» **Task statement**:
Where the word "Unknown" occurs in a line of the data, return the whole line.

[Excerpts from a dataset]
════
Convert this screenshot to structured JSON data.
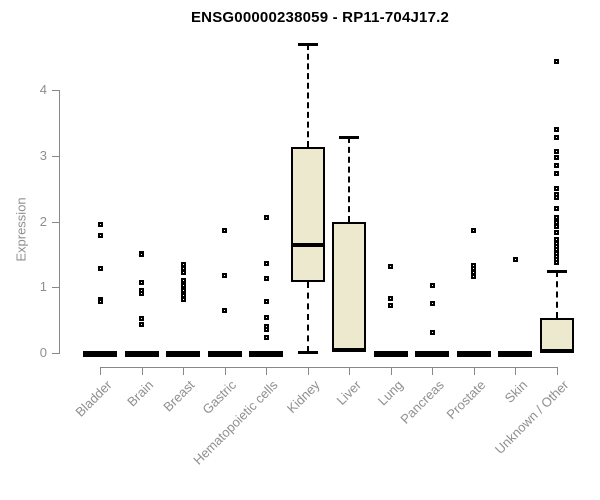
{
  "colors": {
    "box_fill": "#EDE9CF",
    "box_border": "#000000",
    "whisker": "#000000",
    "outlier": "#000000",
    "axis": "#888888",
    "tick_label": "#8f8f8f",
    "title": "#000000",
    "background": "#ffffff"
  },
  "chart_data": {
    "type": "boxplot",
    "title": "ENSG00000238059 - RP11-704J17.2",
    "xlabel": "",
    "ylabel": "Expression",
    "yticks": [
      0,
      1,
      2,
      3,
      4
    ],
    "ylim": [
      0,
      4.8
    ],
    "grid": false,
    "legend": false,
    "categories": [
      "Bladder",
      "Brain",
      "Breast",
      "Gastric",
      "Hematopoietic cells",
      "Kidney",
      "Liver",
      "Lung",
      "Pancreas",
      "Prostate",
      "Skin",
      "Unknown / Other"
    ],
    "boxes": [
      {
        "category": "Bladder",
        "q1": 0,
        "median": 0,
        "q3": 0,
        "whisker_low": 0,
        "whisker_high": 0,
        "outliers": [
          1.96,
          1.79,
          1.28,
          0.82,
          0.78
        ]
      },
      {
        "category": "Brain",
        "q1": 0,
        "median": 0,
        "q3": 0,
        "whisker_low": 0,
        "whisker_high": 0,
        "outliers": [
          1.52,
          1.5,
          1.08,
          0.95,
          0.91,
          0.53,
          0.43
        ]
      },
      {
        "category": "Breast",
        "q1": 0,
        "median": 0,
        "q3": 0,
        "whisker_low": 0,
        "whisker_high": 0,
        "outliers": [
          1.34,
          1.28,
          1.22,
          1.11,
          1.02,
          0.95,
          0.88,
          0.81
        ]
      },
      {
        "category": "Gastric",
        "q1": 0,
        "median": 0,
        "q3": 0,
        "whisker_low": 0,
        "whisker_high": 0,
        "outliers": [
          1.87,
          1.18,
          0.64
        ]
      },
      {
        "category": "Hematopoietic cells",
        "q1": 0,
        "median": 0,
        "q3": 0,
        "whisker_low": 0,
        "whisker_high": 0,
        "outliers": [
          2.07,
          1.36,
          1.14,
          0.79,
          0.54,
          0.41,
          0.36,
          0.23
        ]
      },
      {
        "category": "Kidney",
        "q1": 1.08,
        "median": 1.64,
        "q3": 3.13,
        "whisker_low": 0.02,
        "whisker_high": 4.7,
        "outliers": []
      },
      {
        "category": "Liver",
        "q1": 0.02,
        "median": 0.05,
        "q3": 2.0,
        "whisker_low": null,
        "whisker_high": 3.29,
        "outliers": []
      },
      {
        "category": "Lung",
        "q1": 0,
        "median": 0,
        "q3": 0,
        "whisker_low": 0,
        "whisker_high": 0,
        "outliers": [
          1.31,
          0.83,
          0.72
        ]
      },
      {
        "category": "Pancreas",
        "q1": 0,
        "median": 0,
        "q3": 0,
        "whisker_low": 0,
        "whisker_high": 0,
        "outliers": [
          1.02,
          0.76,
          0.31
        ]
      },
      {
        "category": "Prostate",
        "q1": 0,
        "median": 0,
        "q3": 0,
        "whisker_low": 0,
        "whisker_high": 0,
        "outliers": [
          1.87,
          1.33,
          1.28,
          1.22,
          1.17
        ]
      },
      {
        "category": "Skin",
        "q1": 0,
        "median": 0,
        "q3": 0,
        "whisker_low": 0,
        "whisker_high": 0,
        "outliers": [
          1.42
        ]
      },
      {
        "category": "Unknown / Other",
        "q1": 0,
        "median": 0.03,
        "q3": 0.53,
        "whisker_low": null,
        "whisker_high": 1.25,
        "outliers": [
          4.43,
          3.4,
          3.28,
          3.06,
          2.97,
          2.86,
          2.73,
          2.51,
          2.41,
          2.36,
          2.2,
          2.07,
          1.98,
          1.92,
          1.84,
          1.72,
          1.67,
          1.62,
          1.57,
          1.52,
          1.47,
          1.42,
          1.37
        ]
      }
    ]
  }
}
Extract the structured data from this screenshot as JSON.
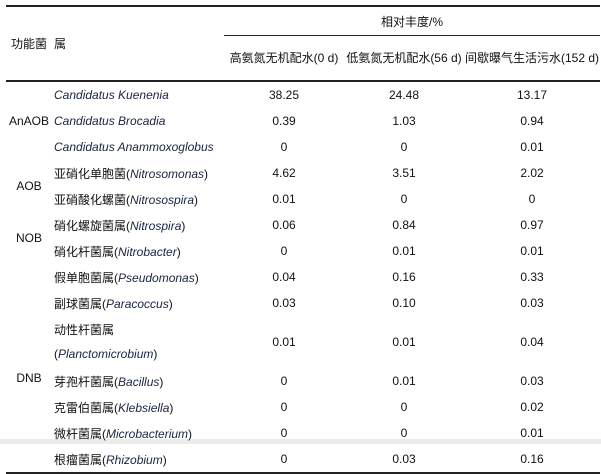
{
  "header": {
    "group": "功能菌",
    "genus": "属",
    "abundance": "相对丰度/%",
    "columns": [
      "高氨氮无机配水(0 d)",
      "低氨氮无机配水(56 d)",
      "间歇曝气生活污水(152 d)"
    ]
  },
  "groups": [
    {
      "label": "AnAOB",
      "start": 0,
      "span": 3
    },
    {
      "label": "AOB",
      "start": 3,
      "span": 2
    },
    {
      "label": "NOB",
      "start": 5,
      "span": 2
    },
    {
      "label": "DNB",
      "start": 7,
      "span": 7
    }
  ],
  "rows": [
    {
      "cn": "",
      "latin": "Candidatus Kuenenia",
      "values": [
        "38.25",
        "24.48",
        "13.17"
      ]
    },
    {
      "cn": "",
      "latin": "Candidatus Brocadia",
      "values": [
        "0.39",
        "1.03",
        "0.94"
      ]
    },
    {
      "cn": "",
      "latin": "Candidatus Anammoxoglobus",
      "values": [
        "0",
        "0",
        "0.01"
      ]
    },
    {
      "cn": "亚硝化单胞菌",
      "latin": "Nitrosomonas",
      "values": [
        "4.62",
        "3.51",
        "2.02"
      ]
    },
    {
      "cn": "亚硝酸化螺菌",
      "latin": "Nitrosospira",
      "values": [
        "0.01",
        "0",
        "0"
      ]
    },
    {
      "cn": "硝化螺旋菌属",
      "latin": "Nitrospira",
      "values": [
        "0.06",
        "0.84",
        "0.97"
      ]
    },
    {
      "cn": "硝化杆菌属",
      "latin": "Nitrobacter",
      "values": [
        "0",
        "0.01",
        "0.01"
      ]
    },
    {
      "cn": "假单胞菌属",
      "latin": "Pseudomonas",
      "values": [
        "0.04",
        "0.16",
        "0.33"
      ]
    },
    {
      "cn": "副球菌属",
      "latin": "Paracoccus",
      "values": [
        "0.03",
        "0.10",
        "0.03"
      ]
    },
    {
      "cn": "动性杆菌属",
      "latin": "Planctomicrobium",
      "values": [
        "0.01",
        "0.01",
        "0.04"
      ]
    },
    {
      "cn": "芽孢杆菌属",
      "latin": "Bacillus",
      "values": [
        "0",
        "0.01",
        "0.03"
      ]
    },
    {
      "cn": "克雷伯菌属",
      "latin": "Klebsiella",
      "values": [
        "0",
        "0",
        "0.02"
      ]
    },
    {
      "cn": "微杆菌属",
      "latin": "Microbacterium",
      "values": [
        "0",
        "0",
        "0.01"
      ]
    },
    {
      "cn": "根瘤菌属",
      "latin": "Rhizobium",
      "values": [
        "0",
        "0.03",
        "0.16"
      ]
    }
  ]
}
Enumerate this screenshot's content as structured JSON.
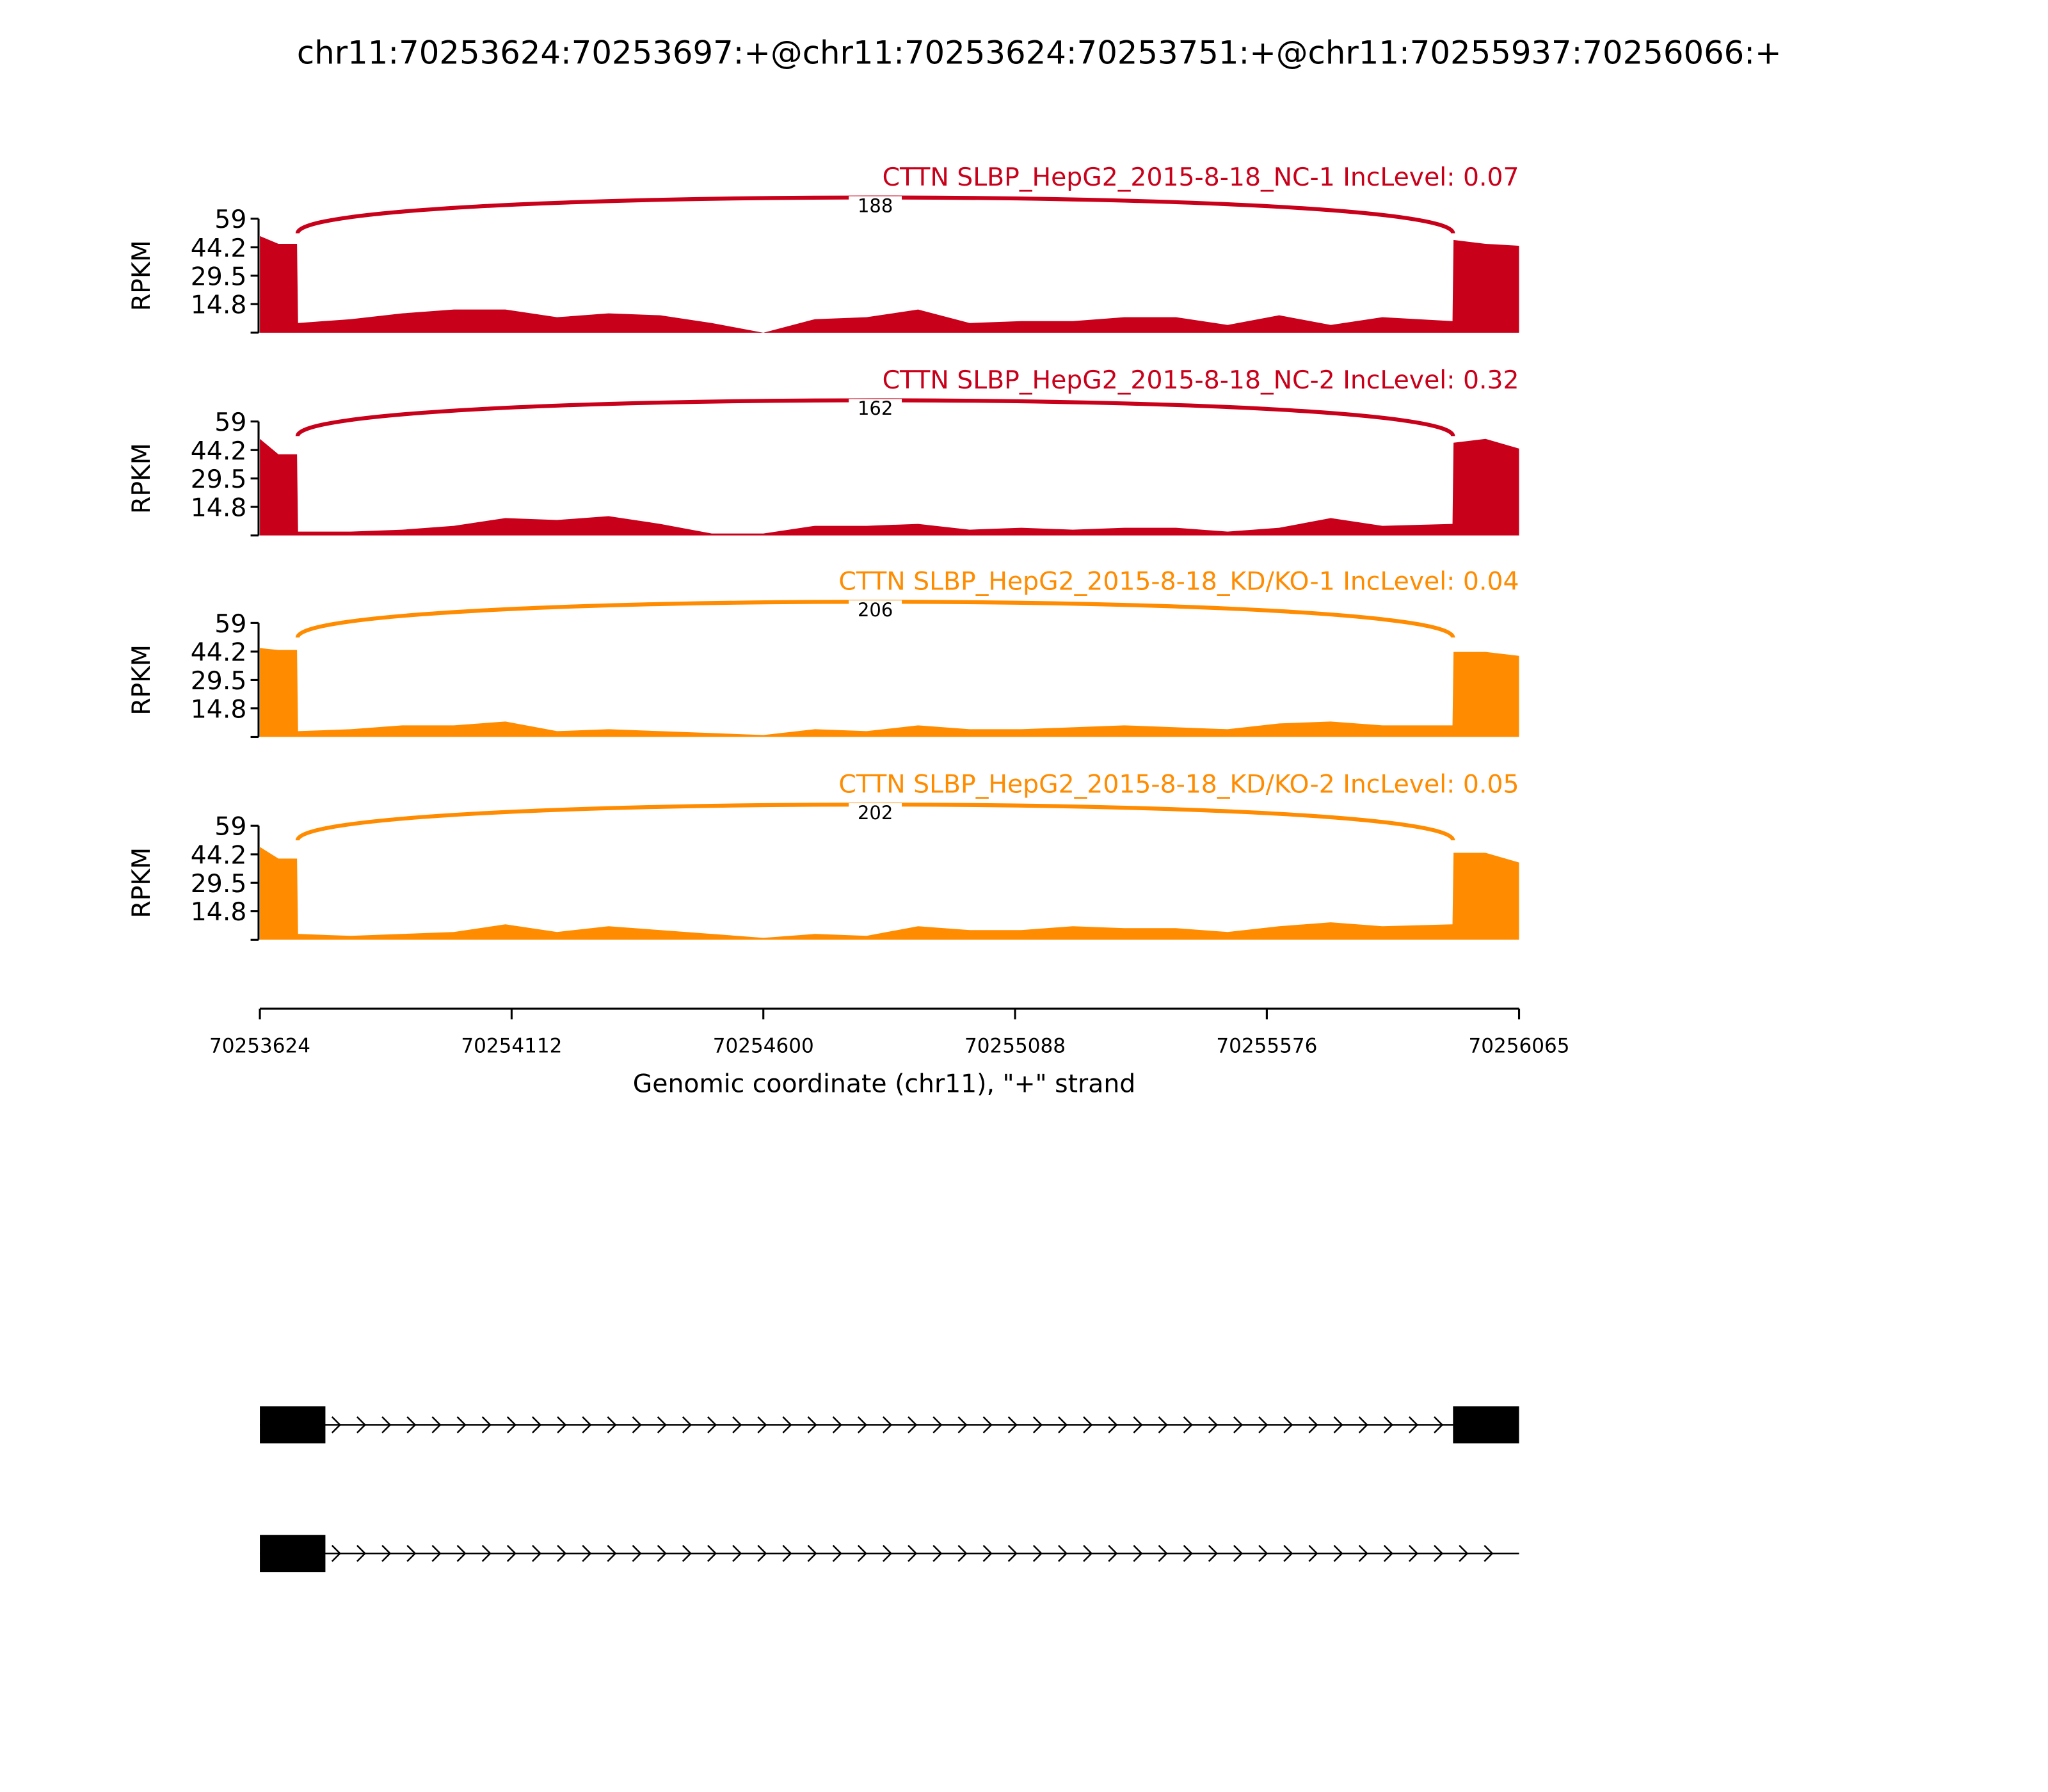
{
  "title": "chr11:70253624:70253697:+@chr11:70253624:70253751:+@chr11:70255937:70256066:+",
  "x_axis": {
    "label": "Genomic coordinate (chr11), \"+\" strand",
    "xlim": [
      70253624,
      70256065
    ],
    "xticks": [
      70253624,
      70254112,
      70254600,
      70255088,
      70255576,
      70256065
    ]
  },
  "chart_data": [
    {
      "type": "area",
      "title": "CTTN SLBP_HepG2_2015-8-18_NC-1 IncLevel: 0.07",
      "ylabel": "RPKM",
      "color": "#c8001a",
      "ylim": [
        0,
        59
      ],
      "yticks": [
        14.8,
        29.5,
        44.2,
        59
      ],
      "x": [
        70253624,
        70253660,
        70253696,
        70253698,
        70253800,
        70253900,
        70254000,
        70254100,
        70254200,
        70254300,
        70254400,
        70254500,
        70254600,
        70254700,
        70254800,
        70254900,
        70255000,
        70255100,
        70255200,
        70255300,
        70255400,
        70255500,
        70255600,
        70255700,
        70255800,
        70255936,
        70255938,
        70256000,
        70256065
      ],
      "values": [
        50,
        46,
        46,
        5,
        7,
        10,
        12,
        12,
        8,
        10,
        9,
        5,
        0,
        7,
        8,
        12,
        5,
        6,
        6,
        8,
        8,
        4,
        9,
        4,
        8,
        6,
        48,
        46,
        45
      ],
      "junction": {
        "from": 70253697,
        "to": 70255937,
        "count": 188
      }
    },
    {
      "type": "area",
      "title": "CTTN SLBP_HepG2_2015-8-18_NC-2 IncLevel: 0.32",
      "ylabel": "RPKM",
      "color": "#c8001a",
      "ylim": [
        0,
        59
      ],
      "yticks": [
        14.8,
        29.5,
        44.2,
        59
      ],
      "x": [
        70253624,
        70253660,
        70253696,
        70253698,
        70253800,
        70253900,
        70254000,
        70254100,
        70254200,
        70254300,
        70254400,
        70254500,
        70254600,
        70254700,
        70254800,
        70254900,
        70255000,
        70255100,
        70255200,
        70255300,
        70255400,
        70255500,
        70255600,
        70255700,
        70255800,
        70255936,
        70255938,
        70256000,
        70256065
      ],
      "values": [
        50,
        42,
        42,
        2,
        2,
        3,
        5,
        9,
        8,
        10,
        6,
        1,
        1,
        5,
        5,
        6,
        3,
        4,
        3,
        4,
        4,
        2,
        4,
        9,
        5,
        6,
        48,
        50,
        45
      ],
      "junction": {
        "from": 70253697,
        "to": 70255937,
        "count": 162
      }
    },
    {
      "type": "area",
      "title": "CTTN SLBP_HepG2_2015-8-18_KD/KO-1 IncLevel: 0.04",
      "ylabel": "RPKM",
      "color": "#ff8c00",
      "ylim": [
        0,
        59
      ],
      "yticks": [
        14.8,
        29.5,
        44.2,
        59
      ],
      "x": [
        70253624,
        70253660,
        70253696,
        70253698,
        70253800,
        70253900,
        70254000,
        70254100,
        70254200,
        70254300,
        70254400,
        70254500,
        70254600,
        70254700,
        70254800,
        70254900,
        70255000,
        70255100,
        70255200,
        70255300,
        70255400,
        70255500,
        70255600,
        70255700,
        70255800,
        70255936,
        70255938,
        70256000,
        70256065
      ],
      "values": [
        46,
        45,
        45,
        3,
        4,
        6,
        6,
        8,
        3,
        4,
        3,
        2,
        1,
        4,
        3,
        6,
        4,
        4,
        5,
        6,
        5,
        4,
        7,
        8,
        6,
        6,
        44,
        44,
        42
      ],
      "junction": {
        "from": 70253697,
        "to": 70255937,
        "count": 206
      }
    },
    {
      "type": "area",
      "title": "CTTN SLBP_HepG2_2015-8-18_KD/KO-2 IncLevel: 0.05",
      "ylabel": "RPKM",
      "color": "#ff8c00",
      "ylim": [
        0,
        59
      ],
      "yticks": [
        14.8,
        29.5,
        44.2,
        59
      ],
      "x": [
        70253624,
        70253660,
        70253696,
        70253698,
        70253800,
        70253900,
        70254000,
        70254100,
        70254200,
        70254300,
        70254400,
        70254500,
        70254600,
        70254700,
        70254800,
        70254900,
        70255000,
        70255100,
        70255200,
        70255300,
        70255400,
        70255500,
        70255600,
        70255700,
        70255800,
        70255936,
        70255938,
        70256000,
        70256065
      ],
      "values": [
        48,
        42,
        42,
        3,
        2,
        3,
        4,
        8,
        4,
        7,
        5,
        3,
        1,
        3,
        2,
        7,
        5,
        5,
        7,
        6,
        6,
        4,
        7,
        9,
        7,
        8,
        45,
        45,
        40
      ],
      "junction": {
        "from": 70253697,
        "to": 70255937,
        "count": 202
      }
    }
  ],
  "transcripts": [
    {
      "exons": [
        [
          70253624,
          70253751
        ],
        [
          70255937,
          70256065
        ]
      ],
      "end": 70256065
    },
    {
      "exons": [
        [
          70253624,
          70253751
        ]
      ],
      "end": 70256065
    }
  ]
}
════
» **Your response**:
      "Unknown / Other"
        "category": "Unknown / Other",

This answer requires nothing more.